• _YOUR INSTRUCTIONS_:
Please write out this listing again with every "Description with numbered items" replaced by "Numbered description", keeping everything else the same and leaving out the pictures.

• _RAW DATA_:
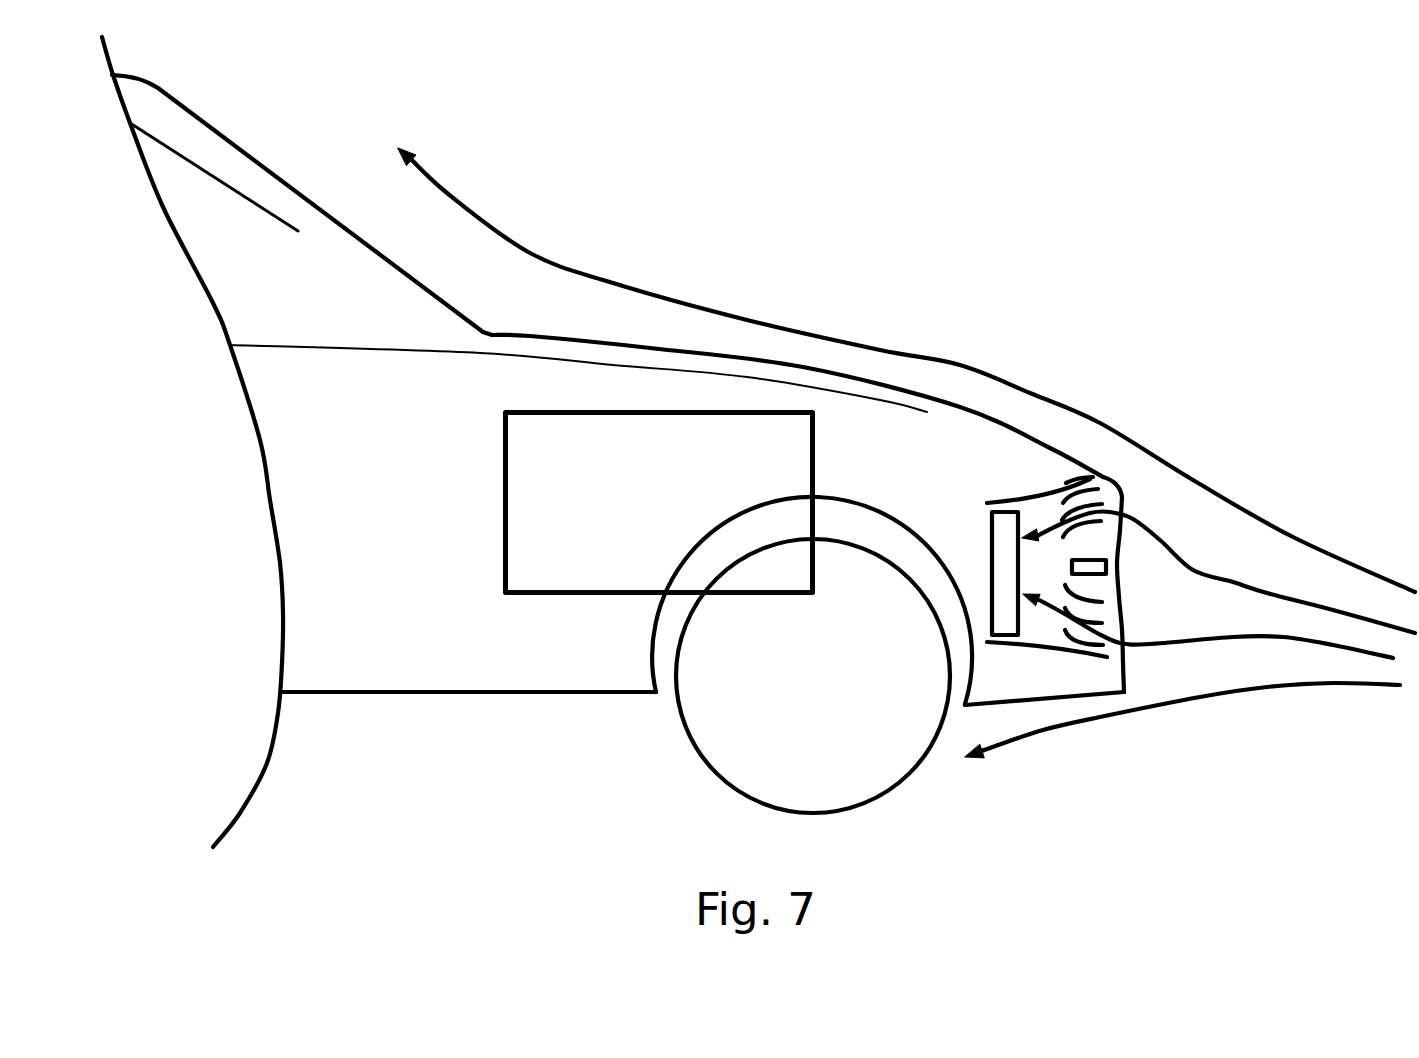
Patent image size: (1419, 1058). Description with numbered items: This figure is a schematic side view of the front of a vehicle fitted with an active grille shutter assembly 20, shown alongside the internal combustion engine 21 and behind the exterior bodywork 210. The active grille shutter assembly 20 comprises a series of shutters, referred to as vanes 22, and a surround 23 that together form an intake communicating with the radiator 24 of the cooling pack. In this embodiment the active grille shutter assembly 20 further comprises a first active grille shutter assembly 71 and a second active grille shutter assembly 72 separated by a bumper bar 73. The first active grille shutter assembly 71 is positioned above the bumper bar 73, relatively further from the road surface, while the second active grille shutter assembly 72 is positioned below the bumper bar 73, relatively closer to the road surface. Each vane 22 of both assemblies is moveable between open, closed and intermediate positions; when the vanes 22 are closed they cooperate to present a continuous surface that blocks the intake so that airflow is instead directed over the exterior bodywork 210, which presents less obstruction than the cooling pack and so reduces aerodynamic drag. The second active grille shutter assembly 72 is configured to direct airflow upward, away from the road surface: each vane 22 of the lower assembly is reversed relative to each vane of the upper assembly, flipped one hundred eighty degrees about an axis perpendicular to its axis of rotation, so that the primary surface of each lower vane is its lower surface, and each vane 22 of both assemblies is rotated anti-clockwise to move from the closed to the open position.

The exterior bodywork 210 is at (803, 366).
The active grille shutter assembly 20 is at (1070, 473).
The internal combustion engine 21 is at (643, 506).
The radiator 24 is at (1002, 545).
The first active grille shutter assembly 71 is at (1108, 496).
The vane 22 is at (1090, 524).
The bumper bar 73 is at (1078, 567).
The second active grille shutter assembly 72 is at (1108, 621).
The surround 23 is at (1051, 648).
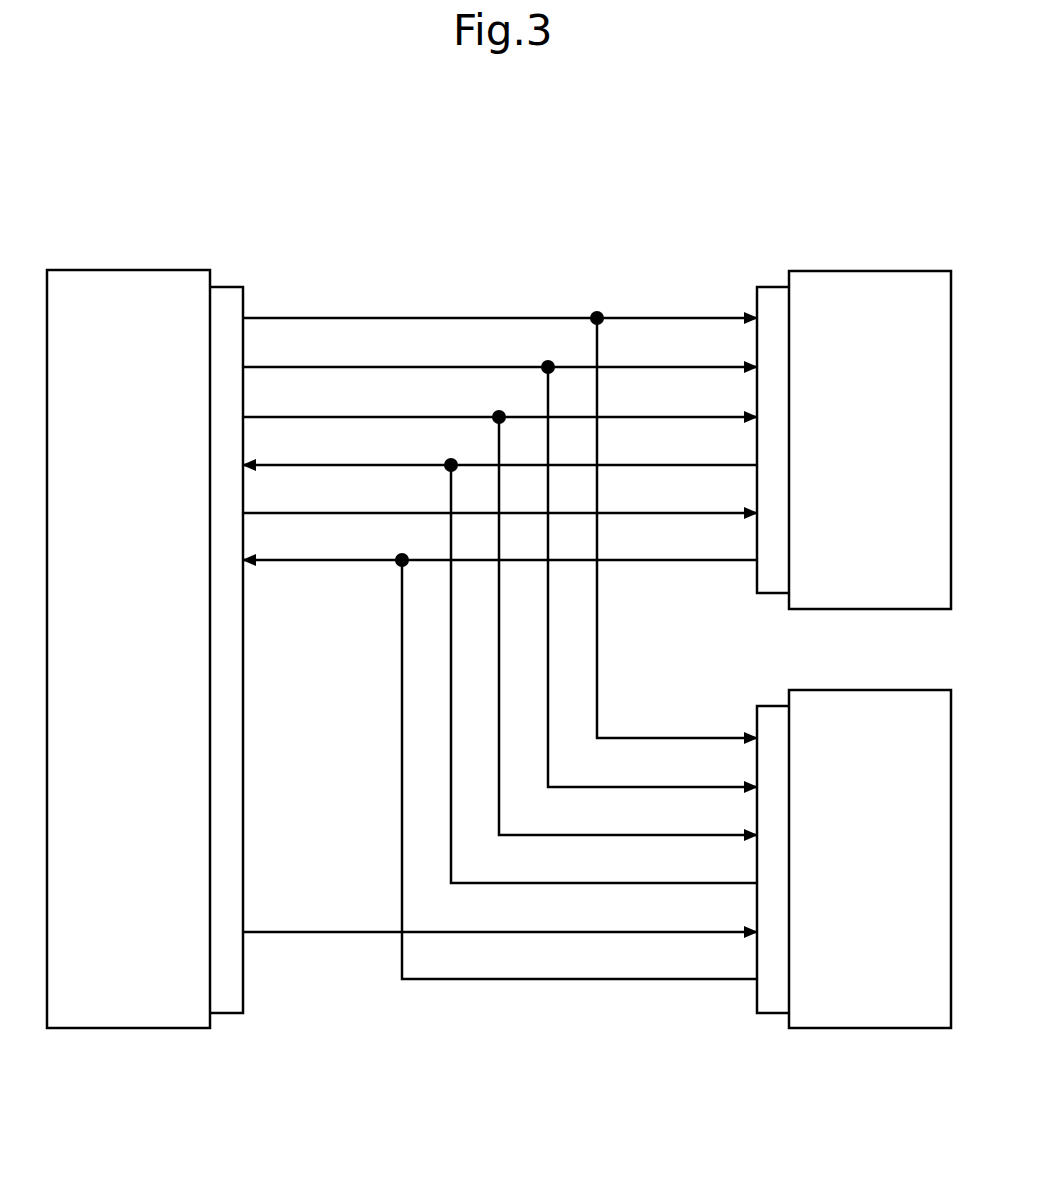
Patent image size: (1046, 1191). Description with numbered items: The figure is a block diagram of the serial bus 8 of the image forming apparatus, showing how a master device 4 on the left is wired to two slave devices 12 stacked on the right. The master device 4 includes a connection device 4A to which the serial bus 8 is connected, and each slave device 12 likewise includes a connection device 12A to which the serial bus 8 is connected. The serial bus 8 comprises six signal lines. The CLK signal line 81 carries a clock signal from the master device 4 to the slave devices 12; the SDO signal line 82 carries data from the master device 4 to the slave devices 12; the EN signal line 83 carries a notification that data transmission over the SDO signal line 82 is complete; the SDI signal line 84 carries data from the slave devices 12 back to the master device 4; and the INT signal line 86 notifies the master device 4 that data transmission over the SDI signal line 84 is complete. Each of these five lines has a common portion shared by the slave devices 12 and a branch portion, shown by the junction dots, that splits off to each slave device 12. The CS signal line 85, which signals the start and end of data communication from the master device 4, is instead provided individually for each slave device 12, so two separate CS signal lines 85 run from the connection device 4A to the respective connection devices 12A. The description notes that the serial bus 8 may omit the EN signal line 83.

The master device 4 is at (133, 270).
The connection device 4A is at (244, 993).
The serial bus 8 is at (320, 268).
The slave device 12 is at (875, 270).
The connection device 12A is at (757, 577).
The CLK signal line 81 is at (356, 317).
The SDO signal line 82 is at (356, 366).
The EN signal line 83 is at (356, 416).
The SDI signal line 84 is at (356, 464).
The CS signal line 85 is at (356, 512).
The INT signal line 86 is at (356, 559).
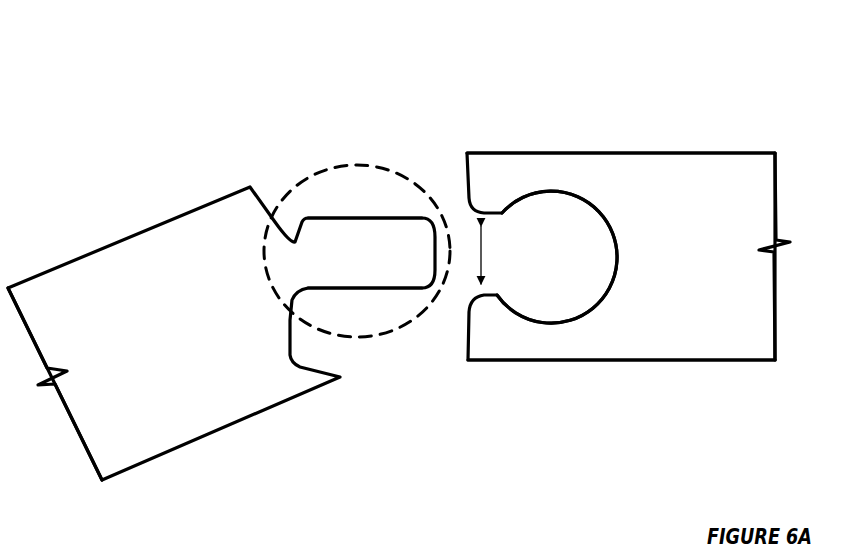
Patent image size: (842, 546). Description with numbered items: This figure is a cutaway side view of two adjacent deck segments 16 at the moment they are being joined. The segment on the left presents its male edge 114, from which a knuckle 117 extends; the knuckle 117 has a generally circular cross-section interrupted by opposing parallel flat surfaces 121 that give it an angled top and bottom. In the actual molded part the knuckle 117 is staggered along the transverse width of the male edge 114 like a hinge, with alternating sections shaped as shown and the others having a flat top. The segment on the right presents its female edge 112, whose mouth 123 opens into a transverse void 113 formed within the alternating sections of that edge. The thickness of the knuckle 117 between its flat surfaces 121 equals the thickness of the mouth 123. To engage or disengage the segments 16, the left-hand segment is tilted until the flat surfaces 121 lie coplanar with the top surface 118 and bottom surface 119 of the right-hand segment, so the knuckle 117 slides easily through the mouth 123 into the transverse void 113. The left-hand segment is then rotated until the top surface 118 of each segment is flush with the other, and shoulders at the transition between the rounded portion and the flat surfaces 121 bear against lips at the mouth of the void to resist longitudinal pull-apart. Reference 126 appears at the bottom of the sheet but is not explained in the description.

The deck segment 16 is at (68, 220).
The female edge 112 is at (459, 126).
The transverse void 113 is at (537, 252).
The male edge 114 is at (258, 126).
The knuckle 117 is at (377, 337).
The top surface 118 is at (758, 152).
The bottom surface 119 is at (520, 360).
The flat surfaces 121 is at (381, 294).
The mouth 123 is at (493, 250).
The reference numeral 126 is at (432, 539).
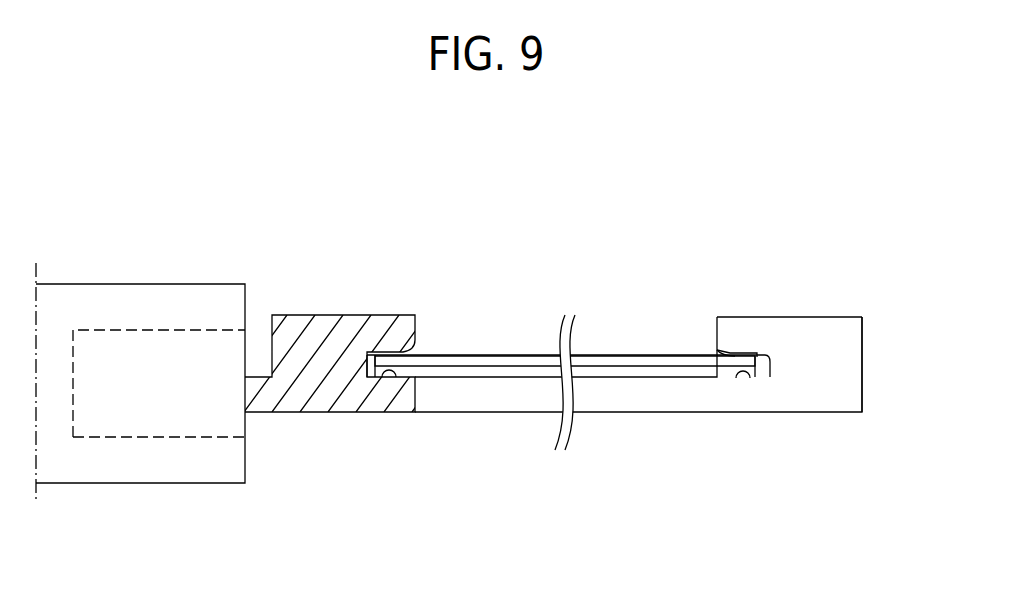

• _FINAL ANSWER_:
Patent image size: (1419, 1058). Numbered description: This figure is a schematic side view of the front of a vehicle fitted with an active grille shutter assembly 20, shown alongside the internal combustion engine 21 and behind the exterior bodywork 210. The active grille shutter assembly 20 comprises a series of shutters, referred to as vanes 22, and a surround 23 that together form an intake communicating with the radiator 24 of the cooling pack. In this embodiment the active grille shutter assembly 20 further comprises a first active grille shutter assembly 71 and a second active grille shutter assembly 72 separated by a bumper bar 73. The first active grille shutter assembly 71 is positioned above the bumper bar 73, relatively further from the road surface, while the second active grille shutter assembly 72 is positioned below the bumper bar 73, relatively closer to the road surface. Each vane 22 of both assemblies is moveable between open, closed and intermediate positions; when the vanes 22 are closed they cooperate to present a continuous surface that blocks the intake so that airflow is instead directed over the exterior bodywork 210, which presents less obstruction than the cooling pack and so reduces aerodynamic drag. The second active grille shutter assembly 72 is configured to direct airflow upward, away from the road surface: each vane 22 of the lower assembly is reversed relative to each vane of the upper assembly, flipped one hundred eighty degrees about an axis perpendicular to its axis of rotation, so that the primary surface of each lower vane is its lower surface, and each vane 22 of both assemblies is rotated anti-clockwise to move from the closed to the open position.

The exterior bodywork 210 is at (803, 366).
The active grille shutter assembly 20 is at (1070, 473).
The internal combustion engine 21 is at (643, 506).
The radiator 24 is at (1002, 545).
The first active grille shutter assembly 71 is at (1108, 496).
The vane 22 is at (1090, 524).
The bumper bar 73 is at (1078, 567).
The second active grille shutter assembly 72 is at (1108, 621).
The surround 23 is at (1051, 648).
Patent image size: (1046, 1191). Numbered description: The figure is a block diagram of the serial bus 8 of the image forming apparatus, showing how a master device 4 on the left is wired to two slave devices 12 stacked on the right. The master device 4 includes a connection device 4A to which the serial bus 8 is connected, and each slave device 12 likewise includes a connection device 12A to which the serial bus 8 is connected. The serial bus 8 comprises six signal lines. The CLK signal line 81 carries a clock signal from the master device 4 to the slave devices 12; the SDO signal line 82 carries data from the master device 4 to the slave devices 12; the EN signal line 83 carries a notification that data transmission over the SDO signal line 82 is complete; the SDI signal line 84 carries data from the slave devices 12 back to the master device 4; and the INT signal line 86 notifies the master device 4 that data transmission over the SDI signal line 84 is complete. Each of these five lines has a common portion shared by the slave devices 12 and a branch portion, shown by the junction dots, that splits off to each slave device 12. The CS signal line 85, which signals the start and end of data communication from the master device 4, is instead provided individually for each slave device 12, so two separate CS signal lines 85 run from the connection device 4A to the respective connection devices 12A. The description notes that the serial bus 8 may omit the EN signal line 83.

The master device 4 is at (133, 270).
The connection device 4A is at (244, 993).
The serial bus 8 is at (320, 268).
The slave device 12 is at (875, 270).
The connection device 12A is at (757, 577).
The CLK signal line 81 is at (356, 317).
The SDO signal line 82 is at (356, 366).
The EN signal line 83 is at (356, 416).
The SDI signal line 84 is at (356, 464).
The CS signal line 85 is at (356, 512).
The INT signal line 86 is at (356, 559).
Patent image size: (842, 546). Numbered description: This figure is a cutaway side view of two adjacent deck segments 16 at the moment they are being joined. The segment on the left presents its male edge 114, from which a knuckle 117 extends; the knuckle 117 has a generally circular cross-section interrupted by opposing parallel flat surfaces 121 that give it an angled top and bottom. In the actual molded part the knuckle 117 is staggered along the transverse width of the male edge 114 like a hinge, with alternating sections shaped as shown and the others having a flat top. The segment on the right presents its female edge 112, whose mouth 123 opens into a transverse void 113 formed within the alternating sections of that edge. The thickness of the knuckle 117 between its flat surfaces 121 equals the thickness of the mouth 123. To engage or disengage the segments 16, the left-hand segment is tilted until the flat surfaces 121 lie coplanar with the top surface 118 and bottom surface 119 of the right-hand segment, so the knuckle 117 slides easily through the mouth 123 into the transverse void 113. The left-hand segment is then rotated until the top surface 118 of each segment is flush with the other, and shoulders at the transition between the rounded portion and the flat surfaces 121 bear against lips at the mouth of the void to resist longitudinal pull-apart. Reference 126 appears at the bottom of the sheet but is not explained in the description.

The deck segment 16 is at (68, 220).
The female edge 112 is at (459, 126).
The transverse void 113 is at (537, 252).
The male edge 114 is at (258, 126).
The knuckle 117 is at (377, 337).
The top surface 118 is at (758, 152).
The bottom surface 119 is at (520, 360).
The flat surfaces 121 is at (381, 294).
The mouth 123 is at (493, 250).
The reference numeral 126 is at (432, 539).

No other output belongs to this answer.